Stated task: Repeat the listing in full. Nothing may be added or left out.

Collected data:
START
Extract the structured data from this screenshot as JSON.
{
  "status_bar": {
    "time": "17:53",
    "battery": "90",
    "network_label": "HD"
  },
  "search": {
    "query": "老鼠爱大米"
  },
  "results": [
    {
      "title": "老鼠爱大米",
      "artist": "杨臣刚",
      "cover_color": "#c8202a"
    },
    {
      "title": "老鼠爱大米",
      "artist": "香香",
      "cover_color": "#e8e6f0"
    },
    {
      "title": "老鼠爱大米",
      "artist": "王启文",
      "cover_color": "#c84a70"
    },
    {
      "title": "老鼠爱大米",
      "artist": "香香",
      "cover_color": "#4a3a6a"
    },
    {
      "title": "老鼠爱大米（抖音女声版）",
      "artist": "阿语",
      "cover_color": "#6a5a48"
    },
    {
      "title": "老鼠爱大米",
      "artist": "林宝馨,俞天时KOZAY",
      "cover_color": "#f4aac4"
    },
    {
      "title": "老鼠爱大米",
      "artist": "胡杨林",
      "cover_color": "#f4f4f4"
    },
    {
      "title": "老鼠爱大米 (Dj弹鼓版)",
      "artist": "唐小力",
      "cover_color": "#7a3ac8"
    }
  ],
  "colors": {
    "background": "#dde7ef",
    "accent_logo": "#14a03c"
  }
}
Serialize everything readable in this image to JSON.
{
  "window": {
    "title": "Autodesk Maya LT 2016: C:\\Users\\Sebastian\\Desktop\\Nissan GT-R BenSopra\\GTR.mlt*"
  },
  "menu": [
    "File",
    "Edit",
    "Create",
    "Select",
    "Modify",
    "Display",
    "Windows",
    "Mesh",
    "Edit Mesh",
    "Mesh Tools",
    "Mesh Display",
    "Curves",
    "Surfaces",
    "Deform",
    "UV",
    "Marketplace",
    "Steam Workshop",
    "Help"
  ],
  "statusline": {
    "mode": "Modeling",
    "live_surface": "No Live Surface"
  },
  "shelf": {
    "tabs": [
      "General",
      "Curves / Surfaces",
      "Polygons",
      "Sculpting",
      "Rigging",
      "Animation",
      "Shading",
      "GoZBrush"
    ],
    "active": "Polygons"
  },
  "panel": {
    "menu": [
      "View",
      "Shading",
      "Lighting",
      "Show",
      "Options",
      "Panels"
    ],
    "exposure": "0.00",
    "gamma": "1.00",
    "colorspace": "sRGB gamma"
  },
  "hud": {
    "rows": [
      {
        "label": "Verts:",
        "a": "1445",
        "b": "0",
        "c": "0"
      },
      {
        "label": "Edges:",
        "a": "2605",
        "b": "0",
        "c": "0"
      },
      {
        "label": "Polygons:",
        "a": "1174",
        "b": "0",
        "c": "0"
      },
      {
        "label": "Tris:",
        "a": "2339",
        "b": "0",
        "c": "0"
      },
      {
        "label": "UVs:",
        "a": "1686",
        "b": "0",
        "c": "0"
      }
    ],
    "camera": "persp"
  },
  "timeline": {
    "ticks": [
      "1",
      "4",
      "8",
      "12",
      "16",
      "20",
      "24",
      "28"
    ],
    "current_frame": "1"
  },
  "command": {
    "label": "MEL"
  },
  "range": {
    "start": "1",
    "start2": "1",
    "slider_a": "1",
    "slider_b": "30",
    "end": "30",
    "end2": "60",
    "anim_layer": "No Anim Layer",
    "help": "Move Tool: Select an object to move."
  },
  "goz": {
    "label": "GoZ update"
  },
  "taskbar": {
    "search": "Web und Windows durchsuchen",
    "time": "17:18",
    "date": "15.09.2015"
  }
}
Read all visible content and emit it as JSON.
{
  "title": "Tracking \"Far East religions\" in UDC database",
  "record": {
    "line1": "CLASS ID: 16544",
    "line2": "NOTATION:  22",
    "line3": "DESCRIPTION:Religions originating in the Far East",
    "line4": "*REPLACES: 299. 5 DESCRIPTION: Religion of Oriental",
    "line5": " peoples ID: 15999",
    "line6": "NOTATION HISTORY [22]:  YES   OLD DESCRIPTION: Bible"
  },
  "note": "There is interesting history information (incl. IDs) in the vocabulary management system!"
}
END
Task output:
Extract the structured data from this screenshot as JSON.
{
  "status_bar": {
    "time": "17:53",
    "battery": "90",
    "network_label": "HD"
  },
  "search": {
    "query": "老鼠爱大米"
  },
  "results": [
    {
      "title": "老鼠爱大米",
      "artist": "杨臣刚",
      "cover_color": "#c8202a"
    },
    {
      "title": "老鼠爱大米",
      "artist": "香香",
      "cover_color": "#e8e6f0"
    },
    {
      "title": "老鼠爱大米",
      "artist": "王启文",
      "cover_color": "#c84a70"
    },
    {
      "title": "老鼠爱大米",
      "artist": "香香",
      "cover_color": "#4a3a6a"
    },
    {
      "title": "老鼠爱大米（抖音女声版）",
      "artist": "阿语",
      "cover_color": "#6a5a48"
    },
    {
      "title": "老鼠爱大米",
      "artist": "林宝馨,俞天时KOZAY",
      "cover_color": "#f4aac4"
    },
    {
      "title": "老鼠爱大米",
      "artist": "胡杨林",
      "cover_color": "#f4f4f4"
    },
    {
      "title": "老鼠爱大米 (Dj弹鼓版)",
      "artist": "唐小力",
      "cover_color": "#7a3ac8"
    }
  ],
  "colors": {
    "background": "#dde7ef",
    "accent_logo": "#14a03c"
  }
}
Serialize everything readable in this image to JSON.
{
  "window": {
    "title": "Autodesk Maya LT 2016: C:\\Users\\Sebastian\\Desktop\\Nissan GT-R BenSopra\\GTR.mlt*"
  },
  "menu": [
    "File",
    "Edit",
    "Create",
    "Select",
    "Modify",
    "Display",
    "Windows",
    "Mesh",
    "Edit Mesh",
    "Mesh Tools",
    "Mesh Display",
    "Curves",
    "Surfaces",
    "Deform",
    "UV",
    "Marketplace",
    "Steam Workshop",
    "Help"
  ],
  "statusline": {
    "mode": "Modeling",
    "live_surface": "No Live Surface"
  },
  "shelf": {
    "tabs": [
      "General",
      "Curves / Surfaces",
      "Polygons",
      "Sculpting",
      "Rigging",
      "Animation",
      "Shading",
      "GoZBrush"
    ],
    "active": "Polygons"
  },
  "panel": {
    "menu": [
      "View",
      "Shading",
      "Lighting",
      "Show",
      "Options",
      "Panels"
    ],
    "exposure": "0.00",
    "gamma": "1.00",
    "colorspace": "sRGB gamma"
  },
  "hud": {
    "rows": [
      {
        "label": "Verts:",
        "a": "1445",
        "b": "0",
        "c": "0"
      },
      {
        "label": "Edges:",
        "a": "2605",
        "b": "0",
        "c": "0"
      },
      {
        "label": "Polygons:",
        "a": "1174",
        "b": "0",
        "c": "0"
      },
      {
        "label": "Tris:",
        "a": "2339",
        "b": "0",
        "c": "0"
      },
      {
        "label": "UVs:",
        "a": "1686",
        "b": "0",
        "c": "0"
      }
    ],
    "camera": "persp"
  },
  "timeline": {
    "ticks": [
      "1",
      "4",
      "8",
      "12",
      "16",
      "20",
      "24",
      "28"
    ],
    "current_frame": "1"
  },
  "command": {
    "label": "MEL"
  },
  "range": {
    "start": "1",
    "start2": "1",
    "slider_a": "1",
    "slider_b": "30",
    "end": "30",
    "end2": "60",
    "anim_layer": "No Anim Layer",
    "help": "Move Tool: Select an object to move."
  },
  "goz": {
    "label": "GoZ update"
  },
  "taskbar": {
    "search": "Web und Windows durchsuchen",
    "time": "17:18",
    "date": "15.09.2015"
  }
}
Read all visible content and emit it as JSON.
{
  "title": "Tracking \"Far East religions\" in UDC database",
  "record": {
    "line1": "CLASS ID: 16544",
    "line2": "NOTATION:  22",
    "line3": "DESCRIPTION:Religions originating in the Far East",
    "line4": "*REPLACES: 299. 5 DESCRIPTION: Religion of Oriental",
    "line5": " peoples ID: 15999",
    "line6": "NOTATION HISTORY [22]:  YES   OLD DESCRIPTION: Bible"
  },
  "note": "There is interesting history information (incl. IDs) in the vocabulary management system!"
}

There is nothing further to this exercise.